Return all of the entries exactly, with nothing added or left out.
— START Dataset excerpts —
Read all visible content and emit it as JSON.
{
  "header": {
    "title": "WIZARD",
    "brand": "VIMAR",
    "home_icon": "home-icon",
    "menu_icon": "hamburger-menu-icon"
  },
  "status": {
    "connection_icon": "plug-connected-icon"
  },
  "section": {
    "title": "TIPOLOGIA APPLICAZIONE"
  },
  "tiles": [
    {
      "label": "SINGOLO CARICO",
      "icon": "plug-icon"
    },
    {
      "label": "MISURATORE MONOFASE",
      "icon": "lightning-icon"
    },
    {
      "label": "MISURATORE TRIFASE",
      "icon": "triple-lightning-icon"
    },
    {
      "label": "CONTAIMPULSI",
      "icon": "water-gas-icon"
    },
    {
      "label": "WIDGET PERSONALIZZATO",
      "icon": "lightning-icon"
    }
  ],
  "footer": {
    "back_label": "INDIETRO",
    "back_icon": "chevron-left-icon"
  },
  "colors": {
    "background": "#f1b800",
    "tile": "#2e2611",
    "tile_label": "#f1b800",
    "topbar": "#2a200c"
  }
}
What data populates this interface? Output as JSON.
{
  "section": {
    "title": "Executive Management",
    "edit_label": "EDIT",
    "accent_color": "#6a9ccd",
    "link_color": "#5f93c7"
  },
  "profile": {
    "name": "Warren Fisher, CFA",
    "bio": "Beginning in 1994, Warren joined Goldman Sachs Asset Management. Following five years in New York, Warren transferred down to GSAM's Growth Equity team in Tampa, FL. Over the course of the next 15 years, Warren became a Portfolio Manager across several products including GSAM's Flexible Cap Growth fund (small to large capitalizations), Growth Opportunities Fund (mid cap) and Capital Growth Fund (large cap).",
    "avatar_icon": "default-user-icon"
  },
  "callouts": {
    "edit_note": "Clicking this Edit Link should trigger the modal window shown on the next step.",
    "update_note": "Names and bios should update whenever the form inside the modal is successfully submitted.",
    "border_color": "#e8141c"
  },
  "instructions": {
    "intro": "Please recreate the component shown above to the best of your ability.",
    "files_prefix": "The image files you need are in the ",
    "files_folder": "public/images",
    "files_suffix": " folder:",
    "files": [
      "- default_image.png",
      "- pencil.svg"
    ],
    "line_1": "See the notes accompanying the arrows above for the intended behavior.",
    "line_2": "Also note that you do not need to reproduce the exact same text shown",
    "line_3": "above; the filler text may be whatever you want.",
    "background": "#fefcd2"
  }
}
— END Dataset excerpts —
# Full response:
Read all visible content and emit it as JSON.
{
  "header": {
    "title": "WIZARD",
    "brand": "VIMAR",
    "home_icon": "home-icon",
    "menu_icon": "hamburger-menu-icon"
  },
  "status": {
    "connection_icon": "plug-connected-icon"
  },
  "section": {
    "title": "TIPOLOGIA APPLICAZIONE"
  },
  "tiles": [
    {
      "label": "SINGOLO CARICO",
      "icon": "plug-icon"
    },
    {
      "label": "MISURATORE MONOFASE",
      "icon": "lightning-icon"
    },
    {
      "label": "MISURATORE TRIFASE",
      "icon": "triple-lightning-icon"
    },
    {
      "label": "CONTAIMPULSI",
      "icon": "water-gas-icon"
    },
    {
      "label": "WIDGET PERSONALIZZATO",
      "icon": "lightning-icon"
    }
  ],
  "footer": {
    "back_label": "INDIETRO",
    "back_icon": "chevron-left-icon"
  },
  "colors": {
    "background": "#f1b800",
    "tile": "#2e2611",
    "tile_label": "#f1b800",
    "topbar": "#2a200c"
  }
}
What data populates this interface? Output as JSON.
{
  "section": {
    "title": "Executive Management",
    "edit_label": "EDIT",
    "accent_color": "#6a9ccd",
    "link_color": "#5f93c7"
  },
  "profile": {
    "name": "Warren Fisher, CFA",
    "bio": "Beginning in 1994, Warren joined Goldman Sachs Asset Management. Following five years in New York, Warren transferred down to GSAM's Growth Equity team in Tampa, FL. Over the course of the next 15 years, Warren became a Portfolio Manager across several products including GSAM's Flexible Cap Growth fund (small to large capitalizations), Growth Opportunities Fund (mid cap) and Capital Growth Fund (large cap).",
    "avatar_icon": "default-user-icon"
  },
  "callouts": {
    "edit_note": "Clicking this Edit Link should trigger the modal window shown on the next step.",
    "update_note": "Names and bios should update whenever the form inside the modal is successfully submitted.",
    "border_color": "#e8141c"
  },
  "instructions": {
    "intro": "Please recreate the component shown above to the best of your ability.",
    "files_prefix": "The image files you need are in the ",
    "files_folder": "public/images",
    "files_suffix": " folder:",
    "files": [
      "- default_image.png",
      "- pencil.svg"
    ],
    "line_1": "See the notes accompanying the arrows above for the intended behavior.",
    "line_2": "Also note that you do not need to reproduce the exact same text shown",
    "line_3": "above; the filler text may be whatever you want.",
    "background": "#fefcd2"
  }
}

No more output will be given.